__Exercise data__:
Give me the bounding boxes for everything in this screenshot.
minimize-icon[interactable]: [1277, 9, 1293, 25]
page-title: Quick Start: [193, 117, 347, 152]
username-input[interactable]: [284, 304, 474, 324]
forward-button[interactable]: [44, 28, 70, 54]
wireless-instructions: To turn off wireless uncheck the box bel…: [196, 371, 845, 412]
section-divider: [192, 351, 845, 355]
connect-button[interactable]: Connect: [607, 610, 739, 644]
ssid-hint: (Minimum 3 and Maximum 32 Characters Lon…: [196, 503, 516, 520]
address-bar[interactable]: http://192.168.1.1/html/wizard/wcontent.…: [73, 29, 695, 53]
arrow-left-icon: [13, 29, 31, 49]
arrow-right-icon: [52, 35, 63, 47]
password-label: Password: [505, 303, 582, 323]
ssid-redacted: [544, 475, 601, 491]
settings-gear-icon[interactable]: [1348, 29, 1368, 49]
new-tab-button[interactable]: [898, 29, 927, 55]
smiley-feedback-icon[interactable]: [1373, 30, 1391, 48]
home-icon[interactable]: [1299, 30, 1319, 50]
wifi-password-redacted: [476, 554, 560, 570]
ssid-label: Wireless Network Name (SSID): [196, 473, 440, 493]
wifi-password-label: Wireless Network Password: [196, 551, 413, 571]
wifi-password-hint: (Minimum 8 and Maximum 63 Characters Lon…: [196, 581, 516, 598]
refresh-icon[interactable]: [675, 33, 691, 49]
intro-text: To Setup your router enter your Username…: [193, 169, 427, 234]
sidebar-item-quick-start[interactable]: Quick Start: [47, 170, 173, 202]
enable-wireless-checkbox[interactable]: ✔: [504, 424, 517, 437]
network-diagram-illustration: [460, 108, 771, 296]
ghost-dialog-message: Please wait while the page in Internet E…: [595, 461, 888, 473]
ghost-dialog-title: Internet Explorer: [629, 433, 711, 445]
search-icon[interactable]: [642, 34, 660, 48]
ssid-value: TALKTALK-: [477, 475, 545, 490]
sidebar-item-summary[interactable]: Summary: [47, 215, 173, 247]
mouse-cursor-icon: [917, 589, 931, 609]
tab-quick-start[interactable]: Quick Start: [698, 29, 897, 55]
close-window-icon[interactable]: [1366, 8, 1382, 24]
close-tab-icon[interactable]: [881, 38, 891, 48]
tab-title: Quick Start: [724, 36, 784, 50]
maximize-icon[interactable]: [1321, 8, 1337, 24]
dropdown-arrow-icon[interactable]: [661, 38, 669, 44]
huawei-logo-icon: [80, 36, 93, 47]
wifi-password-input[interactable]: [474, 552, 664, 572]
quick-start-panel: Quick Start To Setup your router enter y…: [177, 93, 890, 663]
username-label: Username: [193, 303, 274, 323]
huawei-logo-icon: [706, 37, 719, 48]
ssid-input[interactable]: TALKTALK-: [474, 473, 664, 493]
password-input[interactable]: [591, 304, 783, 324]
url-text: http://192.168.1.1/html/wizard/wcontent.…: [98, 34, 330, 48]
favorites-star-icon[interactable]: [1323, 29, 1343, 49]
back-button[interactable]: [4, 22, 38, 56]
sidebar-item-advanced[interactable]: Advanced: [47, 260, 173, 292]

...

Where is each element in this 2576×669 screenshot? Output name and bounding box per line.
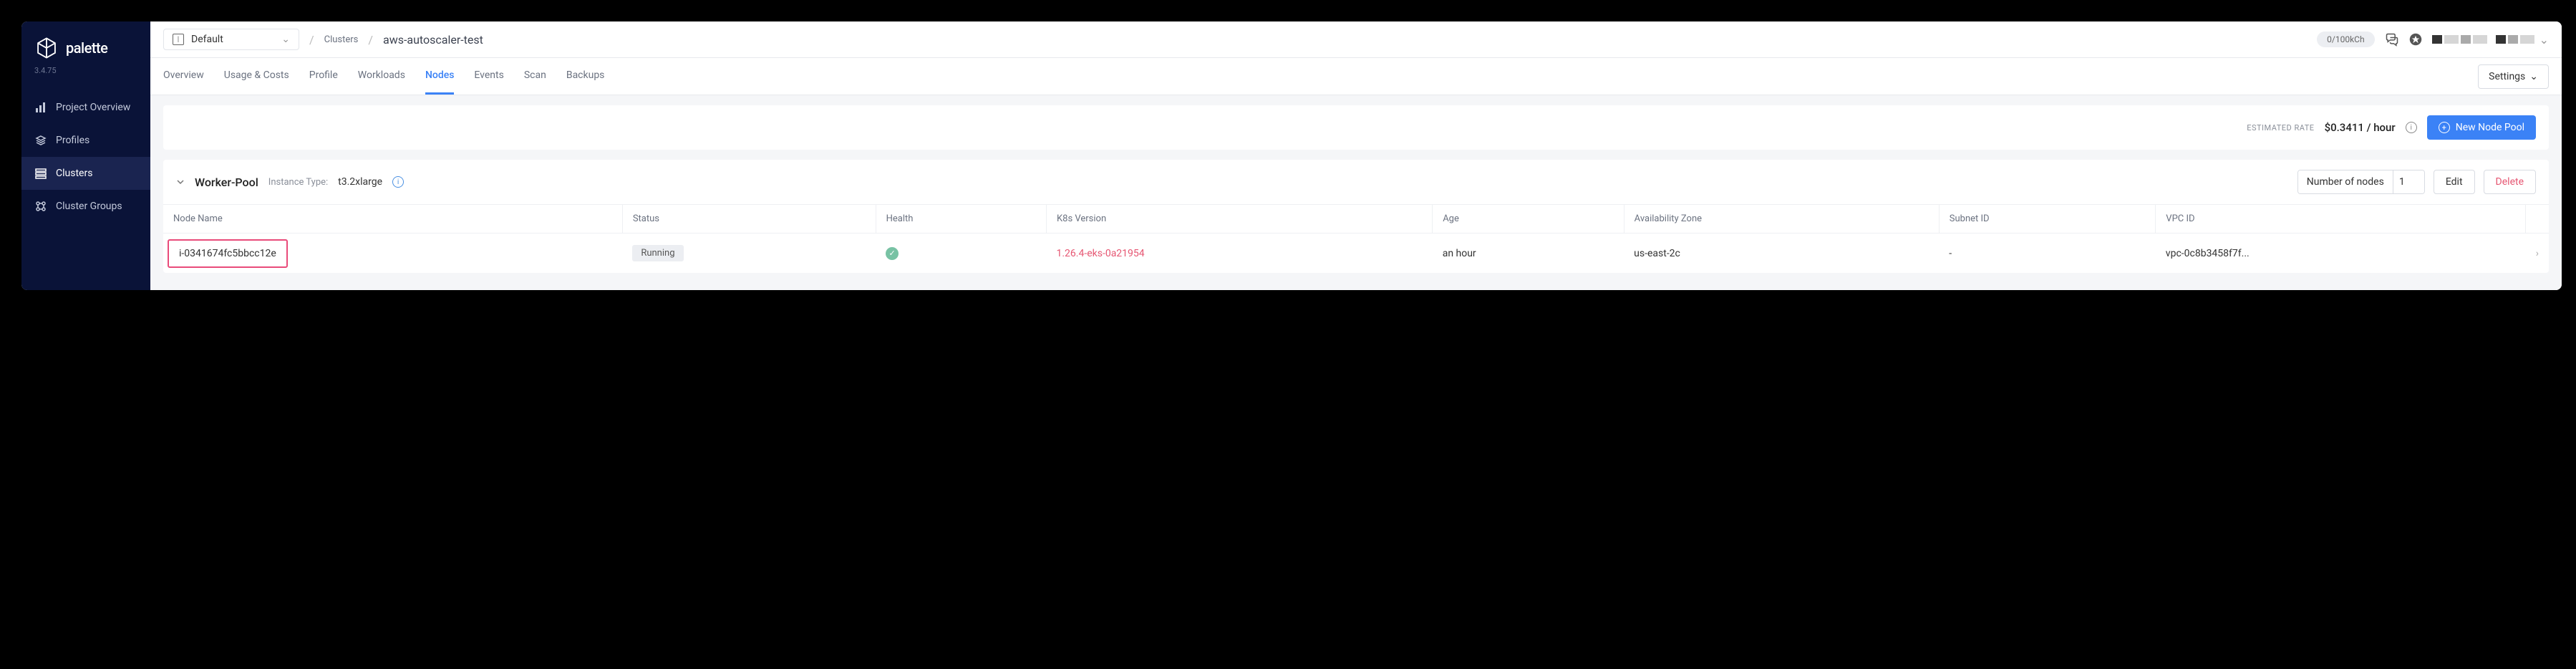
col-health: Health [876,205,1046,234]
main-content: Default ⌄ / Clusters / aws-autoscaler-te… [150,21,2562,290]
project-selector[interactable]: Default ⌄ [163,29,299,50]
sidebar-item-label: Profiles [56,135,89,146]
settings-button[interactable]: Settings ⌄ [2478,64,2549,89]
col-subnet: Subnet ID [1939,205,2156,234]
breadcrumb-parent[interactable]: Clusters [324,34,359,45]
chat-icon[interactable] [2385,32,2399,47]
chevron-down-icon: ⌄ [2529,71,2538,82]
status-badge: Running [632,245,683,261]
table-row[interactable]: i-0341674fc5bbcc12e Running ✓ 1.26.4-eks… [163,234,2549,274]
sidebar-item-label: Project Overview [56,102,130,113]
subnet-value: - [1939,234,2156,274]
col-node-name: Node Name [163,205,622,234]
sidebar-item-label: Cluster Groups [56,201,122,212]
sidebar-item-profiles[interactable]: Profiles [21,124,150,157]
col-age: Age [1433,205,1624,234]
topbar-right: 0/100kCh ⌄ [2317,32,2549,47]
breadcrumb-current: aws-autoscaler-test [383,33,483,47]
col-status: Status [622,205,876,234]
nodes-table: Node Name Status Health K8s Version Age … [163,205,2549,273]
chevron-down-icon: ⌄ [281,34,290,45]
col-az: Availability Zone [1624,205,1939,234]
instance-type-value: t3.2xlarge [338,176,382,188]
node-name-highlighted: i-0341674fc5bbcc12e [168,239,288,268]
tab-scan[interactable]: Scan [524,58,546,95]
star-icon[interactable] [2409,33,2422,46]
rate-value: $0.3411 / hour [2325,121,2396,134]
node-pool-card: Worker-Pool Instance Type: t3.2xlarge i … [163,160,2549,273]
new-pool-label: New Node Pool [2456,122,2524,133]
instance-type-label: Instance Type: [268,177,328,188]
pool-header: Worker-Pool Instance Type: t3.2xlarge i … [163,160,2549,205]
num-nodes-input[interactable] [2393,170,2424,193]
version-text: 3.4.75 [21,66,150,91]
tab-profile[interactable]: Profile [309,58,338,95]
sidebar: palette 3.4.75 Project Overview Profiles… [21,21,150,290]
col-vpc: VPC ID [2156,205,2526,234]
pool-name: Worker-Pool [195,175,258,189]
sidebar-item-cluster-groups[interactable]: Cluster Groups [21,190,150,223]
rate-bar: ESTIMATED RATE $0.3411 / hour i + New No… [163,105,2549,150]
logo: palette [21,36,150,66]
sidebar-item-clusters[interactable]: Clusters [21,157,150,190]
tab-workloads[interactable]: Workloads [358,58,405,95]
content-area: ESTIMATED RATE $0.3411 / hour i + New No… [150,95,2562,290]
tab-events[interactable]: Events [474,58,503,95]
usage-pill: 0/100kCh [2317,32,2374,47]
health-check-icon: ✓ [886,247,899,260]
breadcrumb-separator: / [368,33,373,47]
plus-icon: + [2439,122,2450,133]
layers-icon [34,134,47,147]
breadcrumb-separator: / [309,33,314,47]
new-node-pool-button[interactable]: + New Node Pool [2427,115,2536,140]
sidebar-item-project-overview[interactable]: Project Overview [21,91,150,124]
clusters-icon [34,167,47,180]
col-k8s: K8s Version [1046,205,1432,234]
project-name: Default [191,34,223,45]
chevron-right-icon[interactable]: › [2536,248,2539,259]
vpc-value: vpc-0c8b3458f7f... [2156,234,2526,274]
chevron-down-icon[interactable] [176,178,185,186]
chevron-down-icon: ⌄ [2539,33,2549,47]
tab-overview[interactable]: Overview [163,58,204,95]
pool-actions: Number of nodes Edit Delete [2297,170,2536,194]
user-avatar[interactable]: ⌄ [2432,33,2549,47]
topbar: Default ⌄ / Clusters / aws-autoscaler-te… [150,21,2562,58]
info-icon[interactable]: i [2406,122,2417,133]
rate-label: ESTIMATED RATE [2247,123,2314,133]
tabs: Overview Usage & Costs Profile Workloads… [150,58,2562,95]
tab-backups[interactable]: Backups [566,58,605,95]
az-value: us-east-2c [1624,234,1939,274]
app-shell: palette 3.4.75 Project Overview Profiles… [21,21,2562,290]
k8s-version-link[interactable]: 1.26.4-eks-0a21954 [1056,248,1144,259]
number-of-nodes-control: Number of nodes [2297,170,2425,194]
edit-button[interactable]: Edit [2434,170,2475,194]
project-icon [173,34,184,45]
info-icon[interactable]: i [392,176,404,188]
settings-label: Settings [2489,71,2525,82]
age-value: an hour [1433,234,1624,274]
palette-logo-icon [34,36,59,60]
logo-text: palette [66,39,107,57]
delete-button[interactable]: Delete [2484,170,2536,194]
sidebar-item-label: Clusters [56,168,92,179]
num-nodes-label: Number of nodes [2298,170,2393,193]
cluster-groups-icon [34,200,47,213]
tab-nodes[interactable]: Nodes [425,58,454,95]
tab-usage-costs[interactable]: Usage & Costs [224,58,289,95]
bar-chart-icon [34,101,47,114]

__Given task__: Print the data from the line with "col-health: Health [876,205,1046,234]" to the line with "pool-header: Worker-Pool Instance", reproducing each of those lines verbatim.

__Expected answer__:
col-health: Health [876,205,1046,234]
main-content: Default ⌄ / Clusters / aws-autoscaler-te… [150,21,2562,290]
project-selector[interactable]: Default ⌄ [163,29,299,50]
sidebar-item-label: Profiles [56,135,89,146]
settings-button[interactable]: Settings ⌄ [2478,64,2549,89]
col-subnet: Subnet ID [1939,205,2156,234]
breadcrumb-parent[interactable]: Clusters [324,34,359,45]
chat-icon[interactable] [2385,32,2399,47]
chevron-down-icon: ⌄ [2529,71,2538,82]
status-badge: Running [632,245,683,261]
table-row[interactable]: i-0341674fc5bbcc12e Running ✓ 1.26.4-eks… [163,234,2549,274]
sidebar-item-label: Project Overview [56,102,130,113]
subnet-value: - [1939,234,2156,274]
col-node-name: Node Name [163,205,622,234]
sidebar-item-label: Cluster Groups [56,201,122,212]
sidebar-item-profiles[interactable]: Profiles [21,124,150,157]
col-age: Age [1433,205,1624,234]
topbar-right: 0/100kCh ⌄ [2317,32,2549,47]
breadcrumb-current: aws-autoscaler-test [383,33,483,47]
col-status: Status [622,205,876,234]
nodes-table: Node Name Status Health K8s Version Age … [163,205,2549,273]
chevron-down-icon: ⌄ [281,34,290,45]
col-az: Availability Zone [1624,205,1939,234]
instance-type-value: t3.2xlarge [338,176,382,188]
node-name-highlighted: i-0341674fc5bbcc12e [168,239,288,268]
tab-scan[interactable]: Scan [524,58,546,95]
star-icon[interactable] [2409,33,2422,46]
rate-value: $0.3411 / hour [2325,121,2396,134]
node-pool-card: Worker-Pool Instance Type: t3.2xlarge i … [163,160,2549,273]
new-pool-label: New Node Pool [2456,122,2524,133]
instance-type-label: Instance Type: [268,177,328,188]
pool-header: Worker-Pool Instance Type: t3.2xlarge i … [163,160,2549,205]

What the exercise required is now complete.